PROBLEM DETAILS
Skip all pictures, then print the remaining material exactly.

Dataset entries:

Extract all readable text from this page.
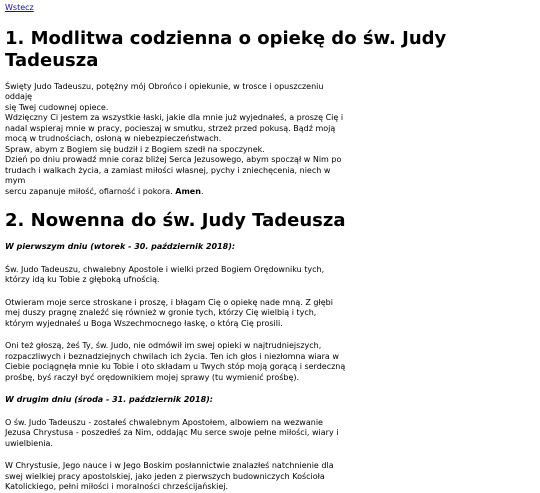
Wstecz
1. Modlitwa codzienna o opiekę do św. Judy Tadeusza
Święty Judo Tadeuszu, potężny mój Obrońco i opiekunie, w trosce i opuszczeniu oddaję
się Twej cudownej opiece.
Wdzięczny Ci jestem za wszystkie łaski, jakie dla mnie już wyjednałeś, a proszę Cię i
nadal wspieraj mnie w pracy, pocieszaj w smutku, strzeż przed pokusą. Bądź moją
mocą w trudnościach, osłoną w niebezpieczeństwach.
Spraw, abym z Bogiem się budził i z Bogiem szedł na spoczynek.
Dzień po dniu prowadź mnie coraz bliżej Serca Jezusowego, abym spoczął w Nim po
trudach i walkach życia, a zamiast miłości własnej, pychy i zniechęcenia, niech w mym
sercu zapanuje miłość, ofiarność i pokora. Amen.
2. Nowenna do św. Judy Tadeusza

W pierwszym dniu (wtorek - 30. październik 2018):

Św. Judo Tadeuszu, chwalebny Apostole i wielki przed Bogiem Orędowniku tych, którzy idą ku Tobie z głęboką ufnością.

Otwieram moje serce stroskane i proszę, i błagam Cię o opiekę nade mną. Z głębi mej duszy pragnę znaleźć się również w gronie tych, którzy Cię wielbią i tych, którym wyjednałeś u Boga Wszechmocnego łaskę, o którą Cię prosili.

Oni też głoszą, żeś Ty, św. Judo, nie odmówił im swej opieki w najtrudniejszych, rozpaczliwych i beznadziejnych chwilach ich życia. Ten ich głos i niezłomna wiara w Ciebie pociągnęła mnie ku Tobie i oto składam u Twych stóp moją gorącą i serdeczną prośbę, byś raczył być orędownikiem mojej sprawy (tu wymienić prośbę).

W drugim dniu (środa - 31. październik 2018):

O św. Judo Tadeuszu - zostałeś chwalebnym Apostołem, albowiem na wezwanie Jezusa Chrystusa - poszedłeś za Nim, oddając Mu serce swoje pełne miłości, wiary i uwielbienia.

W Chrystusie, Jego nauce i w Jego Boskim posłannictwie znalazłeś natchnienie dla swej wielkiej pracy apostolskiej, jako jeden z pierwszych budowniczych Kościoła Katolickiego, pełni miłości i moralności chrześcijańskiej.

ANSWER TO THE PROBLEM
Extract all readable text from this page.
Wstecz
1. Modlitwa codzienna o opiekę do św. Judy Tadeusza
Święty Judo Tadeuszu, potężny mój Obrońco i opiekunie, w trosce i opuszczeniu oddaję
się Twej cudownej opiece.
Wdzięczny Ci jestem za wszystkie łaski, jakie dla mnie już wyjednałeś, a proszę Cię i
nadal wspieraj mnie w pracy, pocieszaj w smutku, strzeż przed pokusą. Bądź moją
mocą w trudnościach, osłoną w niebezpieczeństwach.
Spraw, abym z Bogiem się budził i z Bogiem szedł na spoczynek.
Dzień po dniu prowadź mnie coraz bliżej Serca Jezusowego, abym spoczął w Nim po
trudach i walkach życia, a zamiast miłości własnej, pychy i zniechęcenia, niech w mym
sercu zapanuje miłość, ofiarność i pokora. Amen.
2. Nowenna do św. Judy Tadeusza

W pierwszym dniu (wtorek - 30. październik 2018):

Św. Judo Tadeuszu, chwalebny Apostole i wielki przed Bogiem Orędowniku tych, którzy idą ku Tobie z głęboką ufnością.

Otwieram moje serce stroskane i proszę, i błagam Cię o opiekę nade mną. Z głębi mej duszy pragnę znaleźć się również w gronie tych, którzy Cię wielbią i tych, którym wyjednałeś u Boga Wszechmocnego łaskę, o którą Cię prosili.

Oni też głoszą, żeś Ty, św. Judo, nie odmówił im swej opieki w najtrudniejszych, rozpaczliwych i beznadziejnych chwilach ich życia. Ten ich głos i niezłomna wiara w Ciebie pociągnęła mnie ku Tobie i oto składam u Twych stóp moją gorącą i serdeczną prośbę, byś raczył być orędownikiem mojej sprawy (tu wymienić prośbę).

W drugim dniu (środa - 31. październik 2018):

O św. Judo Tadeuszu - zostałeś chwalebnym Apostołem, albowiem na wezwanie Jezusa Chrystusa - poszedłeś za Nim, oddając Mu serce swoje pełne miłości, wiary i uwielbienia.

W Chrystusie, Jego nauce i w Jego Boskim posłannictwie znalazłeś natchnienie dla swej wielkiej pracy apostolskiej, jako jeden z pierwszych budowniczych Kościoła Katolickiego, pełni miłości i moralności chrześcijańskiej.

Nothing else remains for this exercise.